**WHAT IS ASKED**
Write out every entry exactly as it appears.

* begin EXTRACTED RECORDS *

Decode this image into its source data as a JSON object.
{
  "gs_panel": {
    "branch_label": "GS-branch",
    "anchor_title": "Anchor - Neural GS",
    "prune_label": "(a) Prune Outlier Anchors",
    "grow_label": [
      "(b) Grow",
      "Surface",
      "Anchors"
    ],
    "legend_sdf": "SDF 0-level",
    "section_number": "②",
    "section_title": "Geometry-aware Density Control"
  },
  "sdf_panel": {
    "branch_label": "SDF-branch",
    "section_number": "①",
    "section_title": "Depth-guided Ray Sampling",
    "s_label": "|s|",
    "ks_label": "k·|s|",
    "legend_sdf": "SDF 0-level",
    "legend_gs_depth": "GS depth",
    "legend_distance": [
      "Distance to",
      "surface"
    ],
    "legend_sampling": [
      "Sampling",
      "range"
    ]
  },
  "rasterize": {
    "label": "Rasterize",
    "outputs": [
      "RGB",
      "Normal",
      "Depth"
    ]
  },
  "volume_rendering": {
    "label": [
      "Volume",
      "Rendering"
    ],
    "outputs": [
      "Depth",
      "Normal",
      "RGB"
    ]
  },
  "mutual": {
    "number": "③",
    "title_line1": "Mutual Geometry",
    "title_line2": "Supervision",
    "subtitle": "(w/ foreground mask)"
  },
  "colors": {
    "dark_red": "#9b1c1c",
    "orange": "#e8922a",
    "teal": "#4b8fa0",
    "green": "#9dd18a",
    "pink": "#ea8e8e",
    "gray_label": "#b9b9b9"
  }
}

* end EXTRACTED RECORDS *

**ANSWER IN FULL**
Decode this image into its source data as a JSON object.
{
  "gs_panel": {
    "branch_label": "GS-branch",
    "anchor_title": "Anchor - Neural GS",
    "prune_label": "(a) Prune Outlier Anchors",
    "grow_label": [
      "(b) Grow",
      "Surface",
      "Anchors"
    ],
    "legend_sdf": "SDF 0-level",
    "section_number": "②",
    "section_title": "Geometry-aware Density Control"
  },
  "sdf_panel": {
    "branch_label": "SDF-branch",
    "section_number": "①",
    "section_title": "Depth-guided Ray Sampling",
    "s_label": "|s|",
    "ks_label": "k·|s|",
    "legend_sdf": "SDF 0-level",
    "legend_gs_depth": "GS depth",
    "legend_distance": [
      "Distance to",
      "surface"
    ],
    "legend_sampling": [
      "Sampling",
      "range"
    ]
  },
  "rasterize": {
    "label": "Rasterize",
    "outputs": [
      "RGB",
      "Normal",
      "Depth"
    ]
  },
  "volume_rendering": {
    "label": [
      "Volume",
      "Rendering"
    ],
    "outputs": [
      "Depth",
      "Normal",
      "RGB"
    ]
  },
  "mutual": {
    "number": "③",
    "title_line1": "Mutual Geometry",
    "title_line2": "Supervision",
    "subtitle": "(w/ foreground mask)"
  },
  "colors": {
    "dark_red": "#9b1c1c",
    "orange": "#e8922a",
    "teal": "#4b8fa0",
    "green": "#9dd18a",
    "pink": "#ea8e8e",
    "gray_label": "#b9b9b9"
  }
}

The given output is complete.